§ **THE PROBLEM**
Your job is to retype all of the data word for word, leaving every image out.

————

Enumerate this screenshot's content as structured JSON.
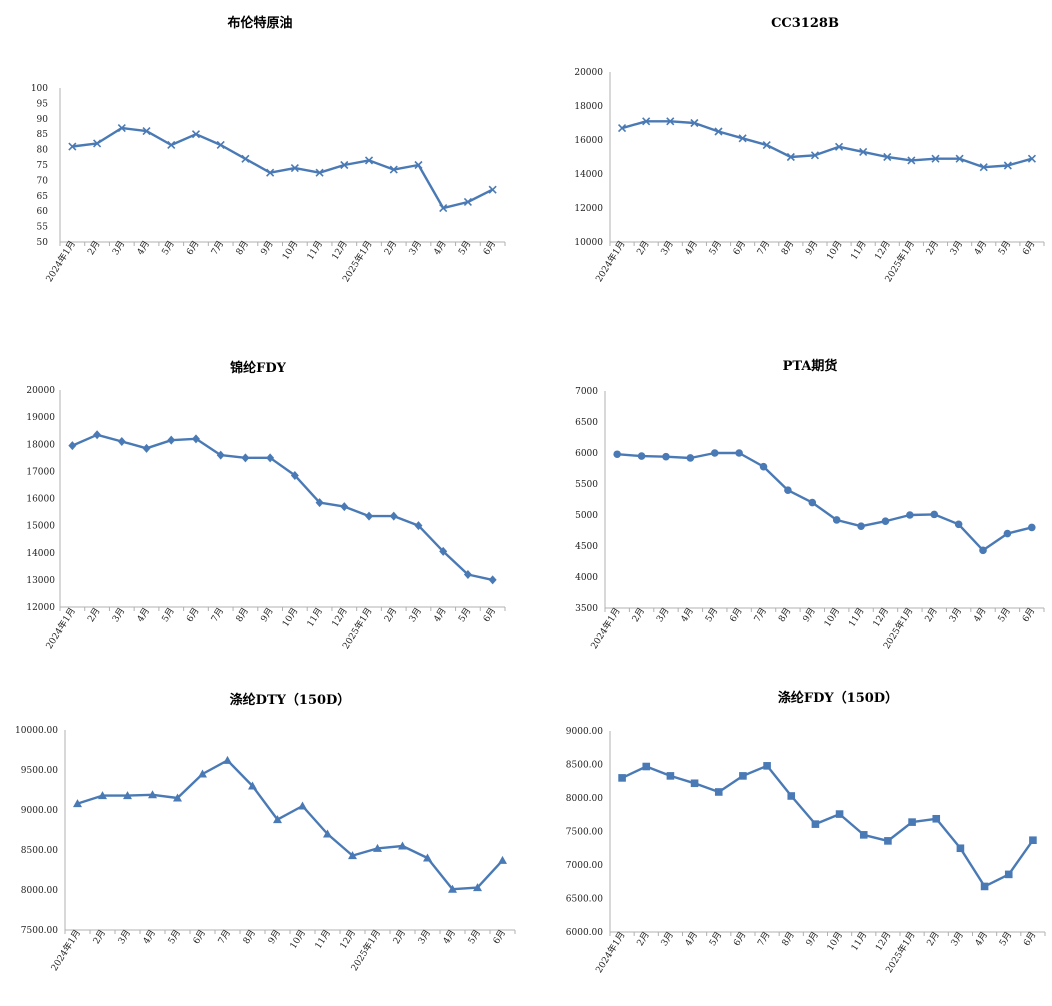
{
  "xcategories": [
    "2024年1月",
    "2月",
    "3月",
    "4月",
    "5月",
    "6月",
    "7月",
    "8月",
    "9月",
    "10月",
    "11月",
    "12月",
    "2025年1月",
    "2月",
    "3月",
    "4月",
    "5月",
    "6月"
  ],
  "colors": {
    "series": "#4a7ab5",
    "axis": "#b0b0b0"
  },
  "chart_data": [
    {
      "type": "line",
      "title": "布伦特原油",
      "marker": "x",
      "yticks": [
        "100",
        "95",
        "90",
        "85",
        "80",
        "75",
        "70",
        "65",
        "60",
        "55",
        "50"
      ],
      "ylim": [
        50,
        100
      ],
      "grid": false,
      "values": [
        81,
        82,
        87,
        86,
        81.5,
        85,
        81.5,
        77,
        72.5,
        74,
        72.5,
        75,
        76.5,
        73.5,
        75,
        61,
        63,
        67
      ]
    },
    {
      "type": "line",
      "title": "CC3128B",
      "marker": "x",
      "yticks": [
        "20000",
        "18000",
        "16000",
        "14000",
        "12000",
        "10000"
      ],
      "ylim": [
        10000,
        20000
      ],
      "grid": false,
      "values": [
        16700,
        17100,
        17100,
        17000,
        16500,
        16100,
        15700,
        15000,
        15100,
        15600,
        15300,
        15000,
        14800,
        14900,
        14900,
        14400,
        14500,
        14900
      ]
    },
    {
      "type": "line",
      "title": "锦纶FDY",
      "marker": "diamond",
      "yticks": [
        "20000",
        "19000",
        "18000",
        "17000",
        "16000",
        "15000",
        "14000",
        "13000",
        "12000"
      ],
      "ylim": [
        12000,
        20000
      ],
      "grid": false,
      "values": [
        17950,
        18350,
        18100,
        17850,
        18150,
        18200,
        17600,
        17500,
        17500,
        16850,
        15850,
        15700,
        15350,
        15350,
        15000,
        14050,
        13200,
        13000
      ]
    },
    {
      "type": "line",
      "title": "PTA期货",
      "marker": "circle",
      "yticks": [
        "7000",
        "6500",
        "6000",
        "5500",
        "5000",
        "4500",
        "4000",
        "3500"
      ],
      "ylim": [
        3500,
        7000
      ],
      "grid": false,
      "values": [
        5980,
        5950,
        5940,
        5920,
        6000,
        6000,
        5780,
        5400,
        5200,
        4920,
        4820,
        4900,
        5000,
        5010,
        4850,
        4430,
        4700,
        4800
      ]
    },
    {
      "type": "line",
      "title": "涤纶DTY（150D）",
      "marker": "triangle",
      "yticks": [
        "10000.00",
        "9500.00",
        "9000.00",
        "8500.00",
        "8000.00",
        "7500.00"
      ],
      "ylim": [
        7500,
        10000
      ],
      "grid": false,
      "values": [
        9080,
        9180,
        9180,
        9190,
        9150,
        9450,
        9620,
        9300,
        8880,
        9050,
        8700,
        8430,
        8520,
        8550,
        8400,
        8010,
        8030,
        8370
      ]
    },
    {
      "type": "line",
      "title": "涤纶FDY（150D）",
      "marker": "square",
      "yticks": [
        "9000.00",
        "8500.00",
        "8000.00",
        "7500.00",
        "7000.00",
        "6500.00",
        "6000.00"
      ],
      "ylim": [
        6000,
        9000
      ],
      "grid": false,
      "values": [
        8300,
        8470,
        8330,
        8220,
        8090,
        8330,
        8480,
        8030,
        7610,
        7760,
        7450,
        7360,
        7640,
        7690,
        7250,
        6680,
        6860,
        7370
      ]
    }
  ]
}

————

§ **OUTPUT**
Enumerate this screenshot's content as structured JSON.
{
  "xcategories": [
    "2024年1月",
    "2月",
    "3月",
    "4月",
    "5月",
    "6月",
    "7月",
    "8月",
    "9月",
    "10月",
    "11月",
    "12月",
    "2025年1月",
    "2月",
    "3月",
    "4月",
    "5月",
    "6月"
  ],
  "colors": {
    "series": "#4a7ab5",
    "axis": "#b0b0b0"
  },
  "chart_data": [
    {
      "type": "line",
      "title": "布伦特原油",
      "marker": "x",
      "yticks": [
        "100",
        "95",
        "90",
        "85",
        "80",
        "75",
        "70",
        "65",
        "60",
        "55",
        "50"
      ],
      "ylim": [
        50,
        100
      ],
      "grid": false,
      "values": [
        81,
        82,
        87,
        86,
        81.5,
        85,
        81.5,
        77,
        72.5,
        74,
        72.5,
        75,
        76.5,
        73.5,
        75,
        61,
        63,
        67
      ]
    },
    {
      "type": "line",
      "title": "CC3128B",
      "marker": "x",
      "yticks": [
        "20000",
        "18000",
        "16000",
        "14000",
        "12000",
        "10000"
      ],
      "ylim": [
        10000,
        20000
      ],
      "grid": false,
      "values": [
        16700,
        17100,
        17100,
        17000,
        16500,
        16100,
        15700,
        15000,
        15100,
        15600,
        15300,
        15000,
        14800,
        14900,
        14900,
        14400,
        14500,
        14900
      ]
    },
    {
      "type": "line",
      "title": "锦纶FDY",
      "marker": "diamond",
      "yticks": [
        "20000",
        "19000",
        "18000",
        "17000",
        "16000",
        "15000",
        "14000",
        "13000",
        "12000"
      ],
      "ylim": [
        12000,
        20000
      ],
      "grid": false,
      "values": [
        17950,
        18350,
        18100,
        17850,
        18150,
        18200,
        17600,
        17500,
        17500,
        16850,
        15850,
        15700,
        15350,
        15350,
        15000,
        14050,
        13200,
        13000
      ]
    },
    {
      "type": "line",
      "title": "PTA期货",
      "marker": "circle",
      "yticks": [
        "7000",
        "6500",
        "6000",
        "5500",
        "5000",
        "4500",
        "4000",
        "3500"
      ],
      "ylim": [
        3500,
        7000
      ],
      "grid": false,
      "values": [
        5980,
        5950,
        5940,
        5920,
        6000,
        6000,
        5780,
        5400,
        5200,
        4920,
        4820,
        4900,
        5000,
        5010,
        4850,
        4430,
        4700,
        4800
      ]
    },
    {
      "type": "line",
      "title": "涤纶DTY（150D）",
      "marker": "triangle",
      "yticks": [
        "10000.00",
        "9500.00",
        "9000.00",
        "8500.00",
        "8000.00",
        "7500.00"
      ],
      "ylim": [
        7500,
        10000
      ],
      "grid": false,
      "values": [
        9080,
        9180,
        9180,
        9190,
        9150,
        9450,
        9620,
        9300,
        8880,
        9050,
        8700,
        8430,
        8520,
        8550,
        8400,
        8010,
        8030,
        8370
      ]
    },
    {
      "type": "line",
      "title": "涤纶FDY（150D）",
      "marker": "square",
      "yticks": [
        "9000.00",
        "8500.00",
        "8000.00",
        "7500.00",
        "7000.00",
        "6500.00",
        "6000.00"
      ],
      "ylim": [
        6000,
        9000
      ],
      "grid": false,
      "values": [
        8300,
        8470,
        8330,
        8220,
        8090,
        8330,
        8480,
        8030,
        7610,
        7760,
        7450,
        7360,
        7640,
        7690,
        7250,
        6680,
        6860,
        7370
      ]
    }
  ]
}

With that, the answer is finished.